● DIRECTION
Rewrite the items from the first line through the line with "uac-shield-icon xyxy=(1261,708,1278,726)", both lines included, changing every "desktop-icon" to "desktop-shortcut" and keeping everything else the same.

● THE RECORDS
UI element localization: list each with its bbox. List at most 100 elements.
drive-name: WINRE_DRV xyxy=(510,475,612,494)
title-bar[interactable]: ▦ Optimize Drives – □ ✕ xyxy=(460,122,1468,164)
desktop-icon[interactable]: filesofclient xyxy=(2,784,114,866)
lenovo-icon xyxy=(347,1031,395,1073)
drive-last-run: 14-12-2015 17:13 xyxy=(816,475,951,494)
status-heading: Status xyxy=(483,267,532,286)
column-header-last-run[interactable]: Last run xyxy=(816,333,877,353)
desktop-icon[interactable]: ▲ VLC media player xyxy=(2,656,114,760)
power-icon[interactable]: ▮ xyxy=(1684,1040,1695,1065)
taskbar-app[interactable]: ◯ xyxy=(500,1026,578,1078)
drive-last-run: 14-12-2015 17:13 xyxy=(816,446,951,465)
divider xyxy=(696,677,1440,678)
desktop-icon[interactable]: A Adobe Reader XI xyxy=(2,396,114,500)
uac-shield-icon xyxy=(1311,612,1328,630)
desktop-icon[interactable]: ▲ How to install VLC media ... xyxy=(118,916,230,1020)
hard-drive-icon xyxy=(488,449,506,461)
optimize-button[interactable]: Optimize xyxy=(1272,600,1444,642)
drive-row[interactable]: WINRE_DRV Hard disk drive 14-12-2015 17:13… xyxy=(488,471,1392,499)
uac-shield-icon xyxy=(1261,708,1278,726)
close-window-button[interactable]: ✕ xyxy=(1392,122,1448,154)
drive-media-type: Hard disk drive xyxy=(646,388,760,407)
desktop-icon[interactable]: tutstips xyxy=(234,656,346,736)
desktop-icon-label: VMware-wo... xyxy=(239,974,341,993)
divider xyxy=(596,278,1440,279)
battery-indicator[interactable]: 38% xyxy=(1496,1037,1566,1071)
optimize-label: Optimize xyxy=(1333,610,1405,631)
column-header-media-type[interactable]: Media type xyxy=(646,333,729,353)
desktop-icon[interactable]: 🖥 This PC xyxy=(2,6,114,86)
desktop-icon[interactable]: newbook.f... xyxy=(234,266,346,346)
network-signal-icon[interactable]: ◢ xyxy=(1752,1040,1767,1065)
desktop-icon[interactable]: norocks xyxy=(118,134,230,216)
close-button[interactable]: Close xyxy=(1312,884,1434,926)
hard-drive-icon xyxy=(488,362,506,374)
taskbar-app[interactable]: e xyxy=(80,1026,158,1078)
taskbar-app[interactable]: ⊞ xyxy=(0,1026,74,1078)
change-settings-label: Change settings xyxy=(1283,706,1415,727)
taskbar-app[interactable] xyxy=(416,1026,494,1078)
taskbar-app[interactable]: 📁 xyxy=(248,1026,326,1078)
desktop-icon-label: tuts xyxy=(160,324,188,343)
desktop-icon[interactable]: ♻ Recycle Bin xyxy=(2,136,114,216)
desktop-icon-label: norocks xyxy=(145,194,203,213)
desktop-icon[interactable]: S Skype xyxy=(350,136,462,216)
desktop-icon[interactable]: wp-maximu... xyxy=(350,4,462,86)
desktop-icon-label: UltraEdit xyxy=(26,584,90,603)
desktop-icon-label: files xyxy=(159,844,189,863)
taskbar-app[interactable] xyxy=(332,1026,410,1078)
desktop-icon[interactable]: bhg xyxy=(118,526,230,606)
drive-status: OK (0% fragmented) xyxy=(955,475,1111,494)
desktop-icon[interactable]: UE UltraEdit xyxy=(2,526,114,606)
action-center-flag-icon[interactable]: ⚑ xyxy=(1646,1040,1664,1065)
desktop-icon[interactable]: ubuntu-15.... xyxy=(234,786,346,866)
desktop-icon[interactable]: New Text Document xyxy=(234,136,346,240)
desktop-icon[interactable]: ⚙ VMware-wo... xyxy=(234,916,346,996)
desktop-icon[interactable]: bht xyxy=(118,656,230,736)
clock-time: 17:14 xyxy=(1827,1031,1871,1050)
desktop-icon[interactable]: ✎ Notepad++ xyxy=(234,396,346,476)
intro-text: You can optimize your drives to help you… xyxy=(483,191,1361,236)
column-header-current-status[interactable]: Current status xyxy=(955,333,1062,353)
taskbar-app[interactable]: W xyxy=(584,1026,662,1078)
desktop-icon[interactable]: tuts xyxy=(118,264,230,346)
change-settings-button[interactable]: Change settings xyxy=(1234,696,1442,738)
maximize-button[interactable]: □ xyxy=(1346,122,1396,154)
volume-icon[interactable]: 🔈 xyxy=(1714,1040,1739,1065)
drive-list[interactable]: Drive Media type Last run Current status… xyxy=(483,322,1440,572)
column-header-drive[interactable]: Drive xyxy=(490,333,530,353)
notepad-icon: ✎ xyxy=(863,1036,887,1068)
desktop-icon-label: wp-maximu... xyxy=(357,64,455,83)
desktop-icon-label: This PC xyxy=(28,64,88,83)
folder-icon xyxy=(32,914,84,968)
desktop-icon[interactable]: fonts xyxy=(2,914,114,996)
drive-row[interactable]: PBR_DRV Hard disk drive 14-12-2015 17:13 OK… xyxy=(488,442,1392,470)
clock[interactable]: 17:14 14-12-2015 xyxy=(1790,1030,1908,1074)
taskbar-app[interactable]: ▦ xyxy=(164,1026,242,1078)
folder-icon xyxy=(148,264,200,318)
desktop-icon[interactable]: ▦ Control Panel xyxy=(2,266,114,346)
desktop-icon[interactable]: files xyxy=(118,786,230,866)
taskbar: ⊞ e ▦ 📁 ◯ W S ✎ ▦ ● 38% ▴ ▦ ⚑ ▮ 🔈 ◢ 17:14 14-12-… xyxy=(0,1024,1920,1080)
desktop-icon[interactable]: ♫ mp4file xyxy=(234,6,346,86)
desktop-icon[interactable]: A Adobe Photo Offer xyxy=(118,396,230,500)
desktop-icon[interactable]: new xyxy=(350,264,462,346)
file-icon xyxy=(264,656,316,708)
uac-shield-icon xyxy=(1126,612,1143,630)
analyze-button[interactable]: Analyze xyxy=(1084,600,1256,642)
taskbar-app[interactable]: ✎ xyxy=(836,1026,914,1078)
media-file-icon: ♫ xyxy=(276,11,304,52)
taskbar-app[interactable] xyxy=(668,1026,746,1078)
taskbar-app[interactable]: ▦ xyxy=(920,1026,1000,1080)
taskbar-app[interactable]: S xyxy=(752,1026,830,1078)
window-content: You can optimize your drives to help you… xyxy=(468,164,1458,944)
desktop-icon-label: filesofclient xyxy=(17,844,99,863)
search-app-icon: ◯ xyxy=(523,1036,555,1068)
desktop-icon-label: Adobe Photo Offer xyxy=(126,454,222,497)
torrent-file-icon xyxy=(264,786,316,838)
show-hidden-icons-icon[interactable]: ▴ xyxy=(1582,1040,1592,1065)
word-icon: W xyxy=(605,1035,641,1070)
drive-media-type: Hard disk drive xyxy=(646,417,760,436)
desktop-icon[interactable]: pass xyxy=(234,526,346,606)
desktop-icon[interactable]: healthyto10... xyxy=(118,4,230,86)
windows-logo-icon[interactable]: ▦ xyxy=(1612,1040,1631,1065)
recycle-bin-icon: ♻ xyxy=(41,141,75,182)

● ANSWER TO THIS EXERCISE
UI element localization: list each with its bbox. List at most 100 elements.
drive-name: WINRE_DRV xyxy=(510,475,612,494)
title-bar[interactable]: ▦ Optimize Drives – □ ✕ xyxy=(460,122,1468,164)
desktop-shortcut[interactable]: filesofclient xyxy=(2,784,114,866)
lenovo-icon xyxy=(347,1031,395,1073)
drive-last-run: 14-12-2015 17:13 xyxy=(816,475,951,494)
status-heading: Status xyxy=(483,267,532,286)
column-header-last-run[interactable]: Last run xyxy=(816,333,877,353)
desktop-shortcut[interactable]: ▲ VLC media player xyxy=(2,656,114,760)
power-icon[interactable]: ▮ xyxy=(1684,1040,1695,1065)
taskbar-app[interactable]: ◯ xyxy=(500,1026,578,1078)
drive-last-run: 14-12-2015 17:13 xyxy=(816,446,951,465)
divider xyxy=(696,677,1440,678)
desktop-shortcut[interactable]: A Adobe Reader XI xyxy=(2,396,114,500)
uac-shield-icon xyxy=(1311,612,1328,630)
desktop-shortcut[interactable]: ▲ How to install VLC media ... xyxy=(118,916,230,1020)
hard-drive-icon xyxy=(488,449,506,461)
optimize-button[interactable]: Optimize xyxy=(1272,600,1444,642)
drive-row[interactable]: WINRE_DRV Hard disk drive 14-12-2015 17:13… xyxy=(488,471,1392,499)
uac-shield-icon xyxy=(1261,708,1278,726)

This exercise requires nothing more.